## Stated task:
All entries below are to be set down again, identical to the source.

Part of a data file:
-------

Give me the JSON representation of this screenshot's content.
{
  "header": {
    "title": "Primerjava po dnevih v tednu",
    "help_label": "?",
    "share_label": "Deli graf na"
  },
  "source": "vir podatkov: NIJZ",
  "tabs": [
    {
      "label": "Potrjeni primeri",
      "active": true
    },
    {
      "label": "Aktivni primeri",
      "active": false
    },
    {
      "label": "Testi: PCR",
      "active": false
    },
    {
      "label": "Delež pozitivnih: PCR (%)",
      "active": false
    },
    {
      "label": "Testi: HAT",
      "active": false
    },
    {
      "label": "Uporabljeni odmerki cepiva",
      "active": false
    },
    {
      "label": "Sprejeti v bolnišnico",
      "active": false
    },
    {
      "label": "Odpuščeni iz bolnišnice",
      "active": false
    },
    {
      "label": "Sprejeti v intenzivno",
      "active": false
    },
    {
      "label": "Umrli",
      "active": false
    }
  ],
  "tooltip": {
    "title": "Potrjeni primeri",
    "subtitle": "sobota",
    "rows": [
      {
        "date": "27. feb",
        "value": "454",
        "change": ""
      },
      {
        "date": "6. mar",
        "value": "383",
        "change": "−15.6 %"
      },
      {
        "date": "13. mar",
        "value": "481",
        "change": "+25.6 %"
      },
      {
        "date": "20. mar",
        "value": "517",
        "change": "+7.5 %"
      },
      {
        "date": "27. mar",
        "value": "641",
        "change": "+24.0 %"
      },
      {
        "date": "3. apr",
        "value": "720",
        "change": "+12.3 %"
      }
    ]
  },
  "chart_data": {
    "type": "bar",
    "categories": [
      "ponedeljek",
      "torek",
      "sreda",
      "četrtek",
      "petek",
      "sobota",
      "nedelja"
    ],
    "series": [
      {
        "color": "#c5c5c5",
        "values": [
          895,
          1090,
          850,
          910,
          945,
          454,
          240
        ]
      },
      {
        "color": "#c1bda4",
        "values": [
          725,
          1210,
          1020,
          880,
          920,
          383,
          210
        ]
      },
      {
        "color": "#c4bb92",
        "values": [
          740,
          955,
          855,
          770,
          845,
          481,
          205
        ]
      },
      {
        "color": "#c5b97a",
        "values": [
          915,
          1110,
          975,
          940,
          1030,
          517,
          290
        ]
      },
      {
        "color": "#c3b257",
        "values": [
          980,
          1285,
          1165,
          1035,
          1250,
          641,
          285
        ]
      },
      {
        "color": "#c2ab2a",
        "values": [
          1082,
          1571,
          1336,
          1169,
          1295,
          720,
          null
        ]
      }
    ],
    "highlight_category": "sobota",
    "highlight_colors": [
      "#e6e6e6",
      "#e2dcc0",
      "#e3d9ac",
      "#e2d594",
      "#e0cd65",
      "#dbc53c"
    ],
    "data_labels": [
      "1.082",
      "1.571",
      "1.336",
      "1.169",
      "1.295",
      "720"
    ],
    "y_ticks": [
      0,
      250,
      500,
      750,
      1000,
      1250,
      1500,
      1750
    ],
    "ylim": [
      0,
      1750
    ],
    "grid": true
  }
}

-------

## Task answer:
Give me the JSON representation of this screenshot's content.
{
  "header": {
    "title": "Primerjava po dnevih v tednu",
    "help_label": "?",
    "share_label": "Deli graf na"
  },
  "source": "vir podatkov: NIJZ",
  "tabs": [
    {
      "label": "Potrjeni primeri",
      "active": true
    },
    {
      "label": "Aktivni primeri",
      "active": false
    },
    {
      "label": "Testi: PCR",
      "active": false
    },
    {
      "label": "Delež pozitivnih: PCR (%)",
      "active": false
    },
    {
      "label": "Testi: HAT",
      "active": false
    },
    {
      "label": "Uporabljeni odmerki cepiva",
      "active": false
    },
    {
      "label": "Sprejeti v bolnišnico",
      "active": false
    },
    {
      "label": "Odpuščeni iz bolnišnice",
      "active": false
    },
    {
      "label": "Sprejeti v intenzivno",
      "active": false
    },
    {
      "label": "Umrli",
      "active": false
    }
  ],
  "tooltip": {
    "title": "Potrjeni primeri",
    "subtitle": "sobota",
    "rows": [
      {
        "date": "27. feb",
        "value": "454",
        "change": ""
      },
      {
        "date": "6. mar",
        "value": "383",
        "change": "−15.6 %"
      },
      {
        "date": "13. mar",
        "value": "481",
        "change": "+25.6 %"
      },
      {
        "date": "20. mar",
        "value": "517",
        "change": "+7.5 %"
      },
      {
        "date": "27. mar",
        "value": "641",
        "change": "+24.0 %"
      },
      {
        "date": "3. apr",
        "value": "720",
        "change": "+12.3 %"
      }
    ]
  },
  "chart_data": {
    "type": "bar",
    "categories": [
      "ponedeljek",
      "torek",
      "sreda",
      "četrtek",
      "petek",
      "sobota",
      "nedelja"
    ],
    "series": [
      {
        "color": "#c5c5c5",
        "values": [
          895,
          1090,
          850,
          910,
          945,
          454,
          240
        ]
      },
      {
        "color": "#c1bda4",
        "values": [
          725,
          1210,
          1020,
          880,
          920,
          383,
          210
        ]
      },
      {
        "color": "#c4bb92",
        "values": [
          740,
          955,
          855,
          770,
          845,
          481,
          205
        ]
      },
      {
        "color": "#c5b97a",
        "values": [
          915,
          1110,
          975,
          940,
          1030,
          517,
          290
        ]
      },
      {
        "color": "#c3b257",
        "values": [
          980,
          1285,
          1165,
          1035,
          1250,
          641,
          285
        ]
      },
      {
        "color": "#c2ab2a",
        "values": [
          1082,
          1571,
          1336,
          1169,
          1295,
          720,
          null
        ]
      }
    ],
    "highlight_category": "sobota",
    "highlight_colors": [
      "#e6e6e6",
      "#e2dcc0",
      "#e3d9ac",
      "#e2d594",
      "#e0cd65",
      "#dbc53c"
    ],
    "data_labels": [
      "1.082",
      "1.571",
      "1.336",
      "1.169",
      "1.295",
      "720"
    ],
    "y_ticks": [
      0,
      250,
      500,
      750,
      1000,
      1250,
      1500,
      1750
    ],
    "ylim": [
      0,
      1750
    ],
    "grid": true
  }
}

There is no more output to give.